## The task
Read the records and gather each line that includes "title".

## Exercise materials
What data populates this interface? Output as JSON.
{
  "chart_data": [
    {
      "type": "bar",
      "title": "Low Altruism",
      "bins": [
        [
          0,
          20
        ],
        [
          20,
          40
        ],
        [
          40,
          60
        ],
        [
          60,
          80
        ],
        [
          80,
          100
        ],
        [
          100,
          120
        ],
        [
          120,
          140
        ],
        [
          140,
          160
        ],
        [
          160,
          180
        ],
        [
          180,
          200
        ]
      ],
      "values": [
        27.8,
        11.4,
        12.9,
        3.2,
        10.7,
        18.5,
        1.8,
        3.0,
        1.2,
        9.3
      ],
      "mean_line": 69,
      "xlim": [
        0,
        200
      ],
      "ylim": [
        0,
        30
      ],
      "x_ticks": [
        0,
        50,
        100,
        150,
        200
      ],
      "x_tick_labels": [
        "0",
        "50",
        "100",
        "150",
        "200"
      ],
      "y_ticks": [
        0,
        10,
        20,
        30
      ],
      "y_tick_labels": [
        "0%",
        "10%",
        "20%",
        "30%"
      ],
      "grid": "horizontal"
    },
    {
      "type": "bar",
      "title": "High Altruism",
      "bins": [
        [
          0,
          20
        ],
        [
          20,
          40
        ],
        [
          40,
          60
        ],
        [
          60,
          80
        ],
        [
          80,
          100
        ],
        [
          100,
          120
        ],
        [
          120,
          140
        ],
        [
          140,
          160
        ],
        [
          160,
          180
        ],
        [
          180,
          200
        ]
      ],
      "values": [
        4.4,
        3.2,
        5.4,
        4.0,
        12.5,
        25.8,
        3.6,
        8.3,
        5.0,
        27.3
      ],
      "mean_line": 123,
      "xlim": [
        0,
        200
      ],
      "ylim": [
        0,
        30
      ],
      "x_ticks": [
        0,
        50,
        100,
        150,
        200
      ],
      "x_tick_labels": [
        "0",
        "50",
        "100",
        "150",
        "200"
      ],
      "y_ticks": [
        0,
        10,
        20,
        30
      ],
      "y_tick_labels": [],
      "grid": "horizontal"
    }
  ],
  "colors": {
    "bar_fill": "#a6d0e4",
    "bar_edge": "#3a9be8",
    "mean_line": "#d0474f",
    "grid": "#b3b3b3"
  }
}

## Exercise result
      "title": "Low Altruism",
      "title": "High Altruism",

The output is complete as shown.